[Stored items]
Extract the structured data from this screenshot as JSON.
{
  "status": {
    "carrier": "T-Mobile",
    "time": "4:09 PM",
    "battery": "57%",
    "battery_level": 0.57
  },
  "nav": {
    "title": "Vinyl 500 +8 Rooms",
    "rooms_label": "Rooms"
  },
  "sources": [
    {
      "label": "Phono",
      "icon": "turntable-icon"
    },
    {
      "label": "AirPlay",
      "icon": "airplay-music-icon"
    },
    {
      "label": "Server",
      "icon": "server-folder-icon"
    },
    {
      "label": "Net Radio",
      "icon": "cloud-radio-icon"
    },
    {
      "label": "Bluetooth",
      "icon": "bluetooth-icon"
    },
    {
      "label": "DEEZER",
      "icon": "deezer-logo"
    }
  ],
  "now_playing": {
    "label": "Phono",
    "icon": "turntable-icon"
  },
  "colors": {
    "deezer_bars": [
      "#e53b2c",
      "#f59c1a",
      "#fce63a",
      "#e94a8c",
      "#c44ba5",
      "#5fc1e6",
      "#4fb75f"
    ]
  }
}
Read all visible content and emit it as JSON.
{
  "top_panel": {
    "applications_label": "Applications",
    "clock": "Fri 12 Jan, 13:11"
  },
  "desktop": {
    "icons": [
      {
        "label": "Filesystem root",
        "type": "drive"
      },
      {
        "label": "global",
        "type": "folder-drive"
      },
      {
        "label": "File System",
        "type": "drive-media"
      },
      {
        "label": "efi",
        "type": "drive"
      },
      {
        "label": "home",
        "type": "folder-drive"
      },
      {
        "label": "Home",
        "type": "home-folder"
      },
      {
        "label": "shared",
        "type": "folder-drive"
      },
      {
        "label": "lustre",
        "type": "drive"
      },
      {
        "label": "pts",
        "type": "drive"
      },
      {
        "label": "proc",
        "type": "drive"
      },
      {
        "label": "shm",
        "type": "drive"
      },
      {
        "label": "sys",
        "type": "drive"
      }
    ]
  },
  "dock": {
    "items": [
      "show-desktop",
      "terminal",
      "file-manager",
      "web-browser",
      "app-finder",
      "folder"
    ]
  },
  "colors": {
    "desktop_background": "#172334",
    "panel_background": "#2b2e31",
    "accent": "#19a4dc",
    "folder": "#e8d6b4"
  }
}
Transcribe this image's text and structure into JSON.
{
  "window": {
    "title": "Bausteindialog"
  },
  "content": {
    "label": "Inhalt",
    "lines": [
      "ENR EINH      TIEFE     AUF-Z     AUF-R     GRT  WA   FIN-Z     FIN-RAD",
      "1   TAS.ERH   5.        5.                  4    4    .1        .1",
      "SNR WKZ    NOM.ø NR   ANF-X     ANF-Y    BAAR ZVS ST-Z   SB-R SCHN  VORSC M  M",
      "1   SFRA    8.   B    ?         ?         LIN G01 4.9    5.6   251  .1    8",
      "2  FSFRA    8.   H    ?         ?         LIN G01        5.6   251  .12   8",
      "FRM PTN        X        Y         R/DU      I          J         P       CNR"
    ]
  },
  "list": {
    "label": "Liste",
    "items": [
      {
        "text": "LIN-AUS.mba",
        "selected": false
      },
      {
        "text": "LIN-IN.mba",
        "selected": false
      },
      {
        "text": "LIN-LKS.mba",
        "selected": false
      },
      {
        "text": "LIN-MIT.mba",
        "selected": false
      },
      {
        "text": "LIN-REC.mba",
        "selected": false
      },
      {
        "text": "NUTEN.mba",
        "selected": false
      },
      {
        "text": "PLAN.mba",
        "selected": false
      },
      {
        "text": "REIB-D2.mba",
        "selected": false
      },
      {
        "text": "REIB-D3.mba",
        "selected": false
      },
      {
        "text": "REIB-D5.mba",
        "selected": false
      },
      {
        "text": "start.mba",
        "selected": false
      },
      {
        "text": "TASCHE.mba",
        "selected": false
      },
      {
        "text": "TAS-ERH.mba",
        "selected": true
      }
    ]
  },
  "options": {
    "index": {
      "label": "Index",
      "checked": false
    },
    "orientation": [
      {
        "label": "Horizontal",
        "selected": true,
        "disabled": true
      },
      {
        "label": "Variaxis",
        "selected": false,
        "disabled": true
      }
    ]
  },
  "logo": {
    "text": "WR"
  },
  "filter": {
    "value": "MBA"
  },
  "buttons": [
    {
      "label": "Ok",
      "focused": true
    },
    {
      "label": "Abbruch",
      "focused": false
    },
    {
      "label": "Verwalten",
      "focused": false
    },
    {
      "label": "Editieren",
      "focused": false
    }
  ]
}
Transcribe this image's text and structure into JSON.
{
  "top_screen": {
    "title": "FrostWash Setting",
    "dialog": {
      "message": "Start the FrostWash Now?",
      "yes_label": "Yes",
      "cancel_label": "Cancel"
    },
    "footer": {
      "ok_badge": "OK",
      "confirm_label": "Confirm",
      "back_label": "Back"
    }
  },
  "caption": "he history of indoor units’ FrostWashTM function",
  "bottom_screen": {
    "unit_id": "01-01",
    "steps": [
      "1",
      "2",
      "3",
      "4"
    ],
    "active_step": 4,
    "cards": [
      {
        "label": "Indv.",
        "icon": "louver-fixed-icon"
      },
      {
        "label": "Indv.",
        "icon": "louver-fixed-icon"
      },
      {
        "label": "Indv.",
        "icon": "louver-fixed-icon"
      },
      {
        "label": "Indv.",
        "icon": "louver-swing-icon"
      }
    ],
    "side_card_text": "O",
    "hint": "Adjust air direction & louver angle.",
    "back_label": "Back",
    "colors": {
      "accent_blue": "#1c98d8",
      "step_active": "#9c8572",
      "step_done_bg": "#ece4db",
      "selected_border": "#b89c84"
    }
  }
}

WHAT IS NEEDED. Show each line of the data that contains the string "true".

EXERCISE OUTPUT.
        "selected": true
        "selected": true,
        "disabled": true
        "disabled": true
      "focused": true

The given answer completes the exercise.